Given problem:
Every record must be transcribed in its entirety, apart from the images, which are to be omitted.

Data for the task:

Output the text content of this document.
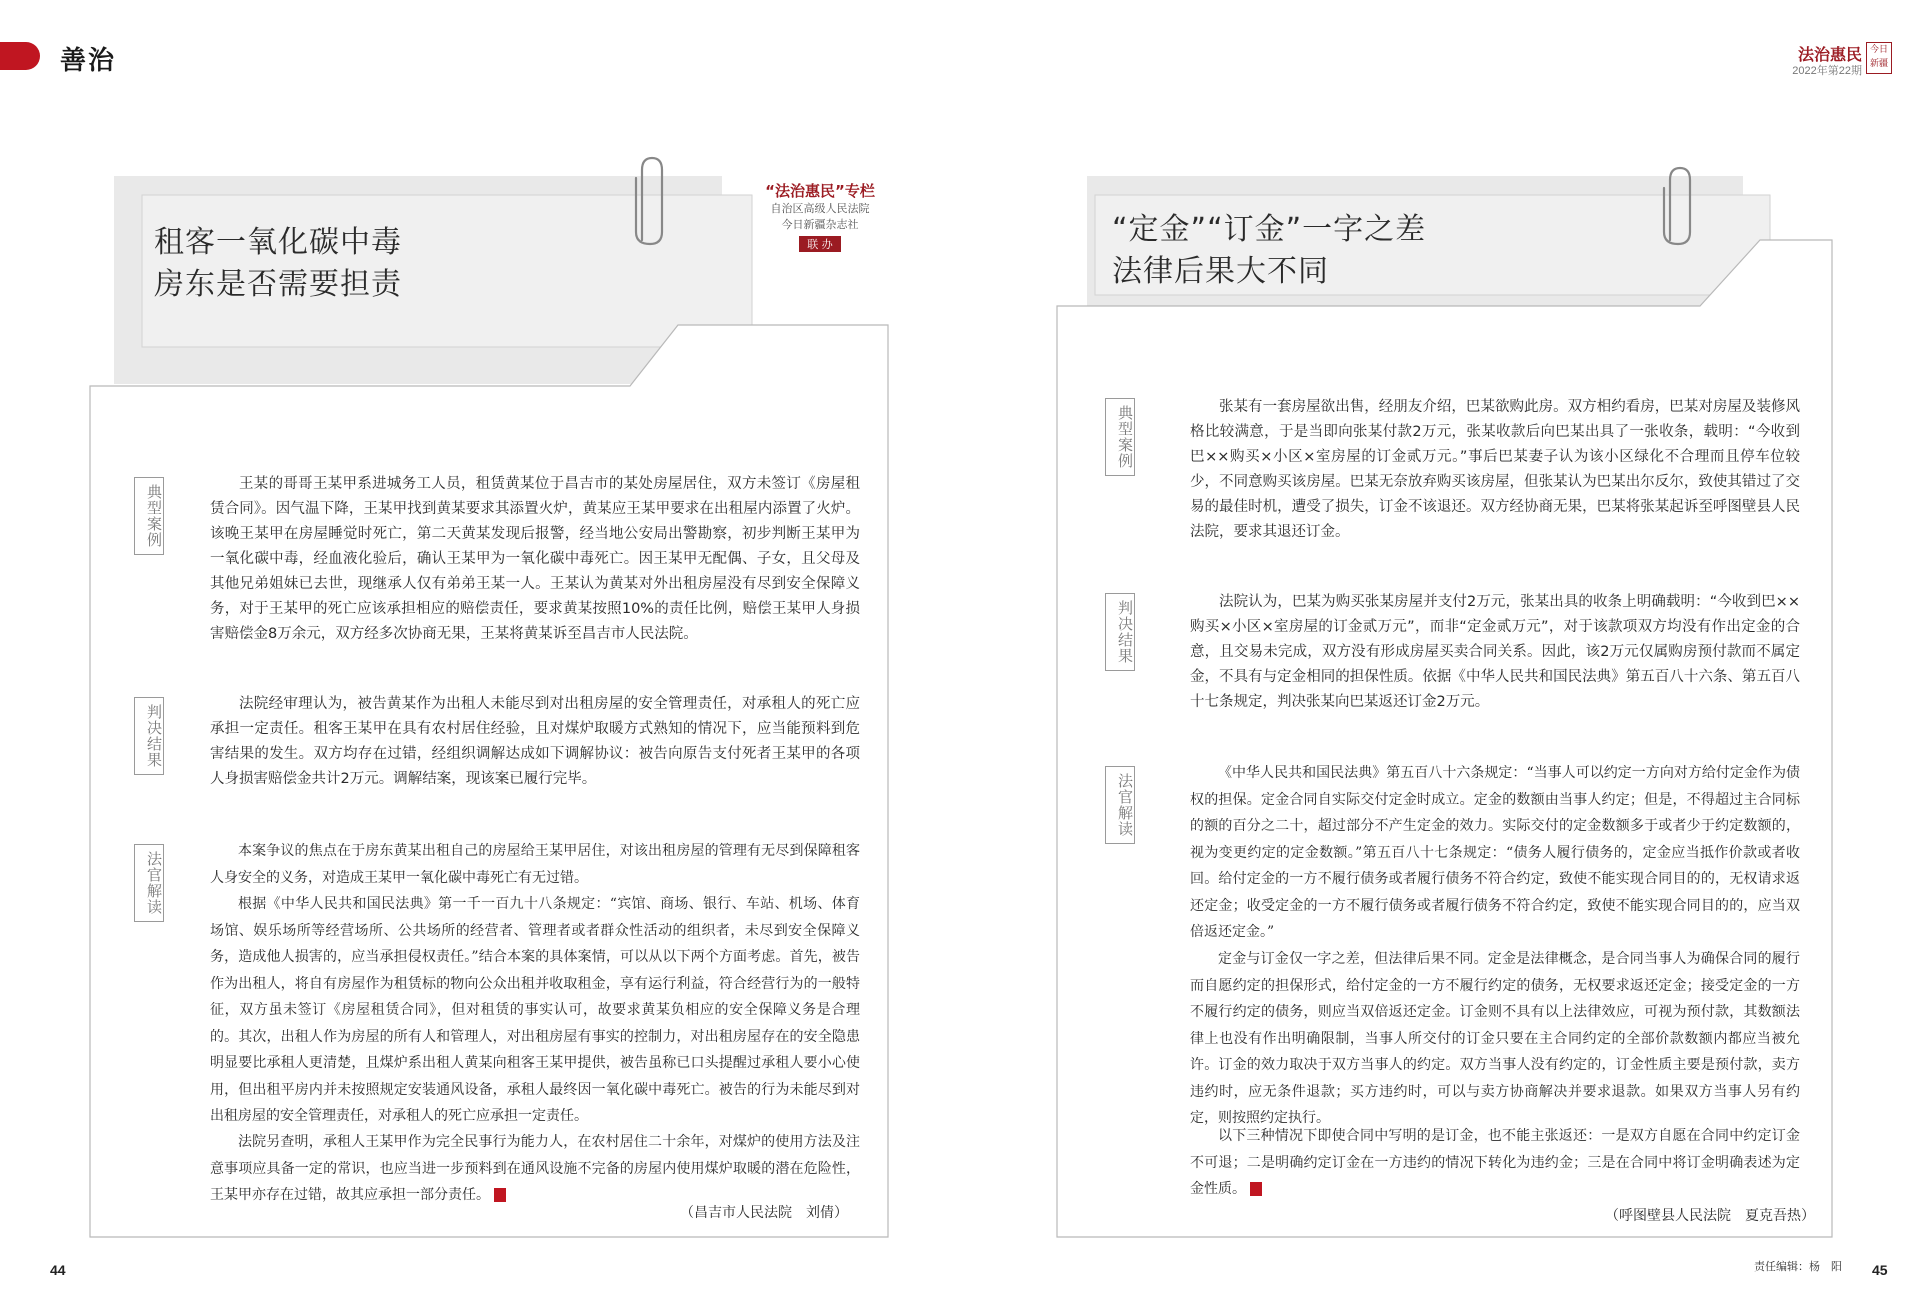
善治	法治惠民
2022年第22期
今日新疆
租客一氧化碳中毒
房东是否需要担责
“定金”“订金”一字之差
法律后果大不同
“法治惠民”专栏
自治区高级人民法院
今日新疆杂志社
联 办
典型案例	王某的哥哥王某甲系进城务工人员，租赁黄某位于昌吉市的某处房屋居住，双方未签订《房屋租赁合同》。因气温下降，王某甲找到黄某要求其添置火炉，黄某应王某甲要求在出租屋内添置了火炉。该晚王某甲在房屋睡觉时死亡，第二天黄某发现后报警，经当地公安局出警勘察，初步判断王某甲为一氧化碳中毒，经血液化验后，确认王某甲为一氧化碳中毒死亡。因王某甲无配偶、子女，且父母及其他兄弟姐妹已去世，现继承人仅有弟弟王某一人。王某认为黄某对外出租房屋没有尽到安全保障义务，对于王某甲的死亡应该承担相应的赔偿责任，要求黄某按照10%的责任比例，赔偿王某甲人身损害赔偿金8万余元，双方经多次协商无果，王某将黄某诉至昌吉市人民法院。

判决结果	法院经审理认为，被告黄某作为出租人未能尽到对出租房屋的安全管理责任，对承租人的死亡应承担一定责任。租客王某甲在具有农村居住经验，且对煤炉取暖方式熟知的情况下，应当能预料到危害结果的发生。双方均存在过错，经组织调解达成如下调解协议：被告向原告支付死者王某甲的各项人身损害赔偿金共计2万元。调解结案，现该案已履行完毕。

法官解读	本案争议的焦点在于房东黄某出租自己的房屋给王某甲居住，对该出租房屋的管理有无尽到保障租客人身安全的义务，对造成王某甲一氧化碳中毒死亡有无过错。

根据《中华人民共和国民法典》第一千一百九十八条规定：“宾馆、商场、银行、车站、机场、体育场馆、娱乐场所等经营场所、公共场所的经营者、管理者或者群众性活动的组织者，未尽到安全保障义务，造成他人损害的，应当承担侵权责任。”结合本案的具体案情，可以从以下两个方面考虑。首先，被告作为出租人，将自有房屋作为租赁标的物向公众出租并收取租金，享有运行利益，符合经营行为的一般特征，双方虽未签订《房屋租赁合同》，但对租赁的事实认可，故要求黄某负相应的安全保障义务是合理的。其次，出租人作为房屋的所有人和管理人，对出租房屋有事实的控制力，对出租房屋存在的安全隐患明显要比承租人更清楚，且煤炉系出租人黄某向租客王某甲提供，被告虽称已口头提醒过承租人要小心使用，但出租平房内并未按照规定安装通风设备，承租人最终因一氧化碳中毒死亡。被告的行为未能尽到对出租房屋的安全管理责任，对承租人的死亡应承担一定责任。

法院另查明，承租人王某甲作为完全民事行为能力人，在农村居住二十余年，对煤炉的使用方法及注意事项应具备一定的常识，也应当进一步预料到在通风设施不完备的房屋内使用煤炉取暖的潜在危险性，王某甲亦存在过错，故其应承担一部分责任。

（昌吉市人民法院　刘倩）
44
典型案例	张某有一套房屋欲出售，经朋友介绍，巴某欲购此房。双方相约看房，巴某对房屋及装修风格比较满意，于是当即向张某付款2万元，张某收款后向巴某出具了一张收条，载明：“今收到巴××购买×小区×室房屋的订金贰万元。”事后巴某妻子认为该小区绿化不合理而且停车位较少，不同意购买该房屋。巴某无奈放弃购买该房屋，但张某认为巴某出尔反尔，致使其错过了交易的最佳时机，遭受了损失，订金不该退还。双方经协商无果，巴某将张某起诉至呼图壁县人民法院，要求其退还订金。

判决结果	法院认为，巴某为购买张某房屋并支付2万元，张某出具的收条上明确载明：“今收到巴××购买×小区×室房屋的订金贰万元”，而非“定金贰万元”，对于该款项双方均没有作出定金的合意，且交易未完成，双方没有形成房屋买卖合同关系。因此，该2万元仅属购房预付款而不属定金，不具有与定金相同的担保性质。依据《中华人民共和国民法典》第五百八十六条、第五百八十七条规定，判决张某向巴某返还订金2万元。

法官解读	《中华人民共和国民法典》第五百八十六条规定：“当事人可以约定一方向对方给付定金作为债权的担保。定金合同自实际交付定金时成立。定金的数额由当事人约定；但是，不得超过主合同标的额的百分之二十，超过部分不产生定金的效力。实际交付的定金数额多于或者少于约定数额的，视为变更约定的定金数额。”第五百八十七条规定：“债务人履行债务的，定金应当抵作价款或者收回。给付定金的一方不履行债务或者履行债务不符合约定，致使不能实现合同目的的，无权请求返还定金；收受定金的一方不履行债务或者履行债务不符合约定，致使不能实现合同目的的，应当双倍返还定金。”

定金与订金仅一字之差，但法律后果不同。定金是法律概念，是合同当事人为确保合同的履行而自愿约定的担保形式，给付定金的一方不履行约定的债务，无权要求返还定金；接受定金的一方不履行约定的债务，则应当双倍返还定金。订金则不具有以上法律效应，可视为预付款，其数额法律上也没有作出明确限制，当事人所交付的订金只要在主合同约定的全部价款数额内都应当被允许。订金的效力取决于双方当事人的约定。双方当事人没有约定的，订金性质主要是预付款，卖方违约时，应无条件退款；买方违约时，可以与卖方协商解决并要求退款。如果双方当事人另有约定，则按照约定执行。

以下三种情况下即使合同中写明的是订金，也不能主张返还：一是双方自愿在合同中约定订金不可退；二是明确约定订金在一方违约的情况下转化为违约金；三是在合同中将订金明确表述为定金性质。

（呼图壁县人民法院　夏克吾热）
责任编辑：杨　阳 45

Expected output:
Output the text content of this document.
善治	法治惠民
2022年第22期
今日新疆
租客一氧化碳中毒
房东是否需要担责
“定金”“订金”一字之差
法律后果大不同
“法治惠民”专栏
自治区高级人民法院
今日新疆杂志社
联 办
典型案例	王某的哥哥王某甲系进城务工人员，租赁黄某位于昌吉市的某处房屋居住，双方未签订《房屋租赁合同》。因气温下降，王某甲找到黄某要求其添置火炉，黄某应王某甲要求在出租屋内添置了火炉。该晚王某甲在房屋睡觉时死亡，第二天黄某发现后报警，经当地公安局出警勘察，初步判断王某甲为一氧化碳中毒，经血液化验后，确认王某甲为一氧化碳中毒死亡。因王某甲无配偶、子女，且父母及其他兄弟姐妹已去世，现继承人仅有弟弟王某一人。王某认为黄某对外出租房屋没有尽到安全保障义务，对于王某甲的死亡应该承担相应的赔偿责任，要求黄某按照10%的责任比例，赔偿王某甲人身损害赔偿金8万余元，双方经多次协商无果，王某将黄某诉至昌吉市人民法院。

判决结果	法院经审理认为，被告黄某作为出租人未能尽到对出租房屋的安全管理责任，对承租人的死亡应承担一定责任。租客王某甲在具有农村居住经验，且对煤炉取暖方式熟知的情况下，应当能预料到危害结果的发生。双方均存在过错，经组织调解达成如下调解协议：被告向原告支付死者王某甲的各项人身损害赔偿金共计2万元。调解结案，现该案已履行完毕。

法官解读	本案争议的焦点在于房东黄某出租自己的房屋给王某甲居住，对该出租房屋的管理有无尽到保障租客人身安全的义务，对造成王某甲一氧化碳中毒死亡有无过错。

根据《中华人民共和国民法典》第一千一百九十八条规定：“宾馆、商场、银行、车站、机场、体育场馆、娱乐场所等经营场所、公共场所的经营者、管理者或者群众性活动的组织者，未尽到安全保障义务，造成他人损害的，应当承担侵权责任。”结合本案的具体案情，可以从以下两个方面考虑。首先，被告作为出租人，将自有房屋作为租赁标的物向公众出租并收取租金，享有运行利益，符合经营行为的一般特征，双方虽未签订《房屋租赁合同》，但对租赁的事实认可，故要求黄某负相应的安全保障义务是合理的。其次，出租人作为房屋的所有人和管理人，对出租房屋有事实的控制力，对出租房屋存在的安全隐患明显要比承租人更清楚，且煤炉系出租人黄某向租客王某甲提供，被告虽称已口头提醒过承租人要小心使用，但出租平房内并未按照规定安装通风设备，承租人最终因一氧化碳中毒死亡。被告的行为未能尽到对出租房屋的安全管理责任，对承租人的死亡应承担一定责任。

法院另查明，承租人王某甲作为完全民事行为能力人，在农村居住二十余年，对煤炉的使用方法及注意事项应具备一定的常识，也应当进一步预料到在通风设施不完备的房屋内使用煤炉取暖的潜在危险性，王某甲亦存在过错，故其应承担一部分责任。

（昌吉市人民法院　刘倩）
44
典型案例	张某有一套房屋欲出售，经朋友介绍，巴某欲购此房。双方相约看房，巴某对房屋及装修风格比较满意，于是当即向张某付款2万元，张某收款后向巴某出具了一张收条，载明：“今收到巴××购买×小区×室房屋的订金贰万元。”事后巴某妻子认为该小区绿化不合理而且停车位较少，不同意购买该房屋。巴某无奈放弃购买该房屋，但张某认为巴某出尔反尔，致使其错过了交易的最佳时机，遭受了损失，订金不该退还。双方经协商无果，巴某将张某起诉至呼图壁县人民法院，要求其退还订金。

判决结果	法院认为，巴某为购买张某房屋并支付2万元，张某出具的收条上明确载明：“今收到巴××购买×小区×室房屋的订金贰万元”，而非“定金贰万元”，对于该款项双方均没有作出定金的合意，且交易未完成，双方没有形成房屋买卖合同关系。因此，该2万元仅属购房预付款而不属定金，不具有与定金相同的担保性质。依据《中华人民共和国民法典》第五百八十六条、第五百八十七条规定，判决张某向巴某返还订金2万元。

法官解读	《中华人民共和国民法典》第五百八十六条规定：“当事人可以约定一方向对方给付定金作为债权的担保。定金合同自实际交付定金时成立。定金的数额由当事人约定；但是，不得超过主合同标的额的百分之二十，超过部分不产生定金的效力。实际交付的定金数额多于或者少于约定数额的，视为变更约定的定金数额。”第五百八十七条规定：“债务人履行债务的，定金应当抵作价款或者收回。给付定金的一方不履行债务或者履行债务不符合约定，致使不能实现合同目的的，无权请求返还定金；收受定金的一方不履行债务或者履行债务不符合约定，致使不能实现合同目的的，应当双倍返还定金。”

定金与订金仅一字之差，但法律后果不同。定金是法律概念，是合同当事人为确保合同的履行而自愿约定的担保形式，给付定金的一方不履行约定的债务，无权要求返还定金；接受定金的一方不履行约定的债务，则应当双倍返还定金。订金则不具有以上法律效应，可视为预付款，其数额法律上也没有作出明确限制，当事人所交付的订金只要在主合同约定的全部价款数额内都应当被允许。订金的效力取决于双方当事人的约定。双方当事人没有约定的，订金性质主要是预付款，卖方违约时，应无条件退款；买方违约时，可以与卖方协商解决并要求退款。如果双方当事人另有约定，则按照约定执行。

以下三种情况下即使合同中写明的是订金，也不能主张返还：一是双方自愿在合同中约定订金不可退；二是明确约定订金在一方违约的情况下转化为违约金；三是在合同中将订金明确表述为定金性质。

（呼图壁县人民法院　夏克吾热）
责任编辑：杨　阳 45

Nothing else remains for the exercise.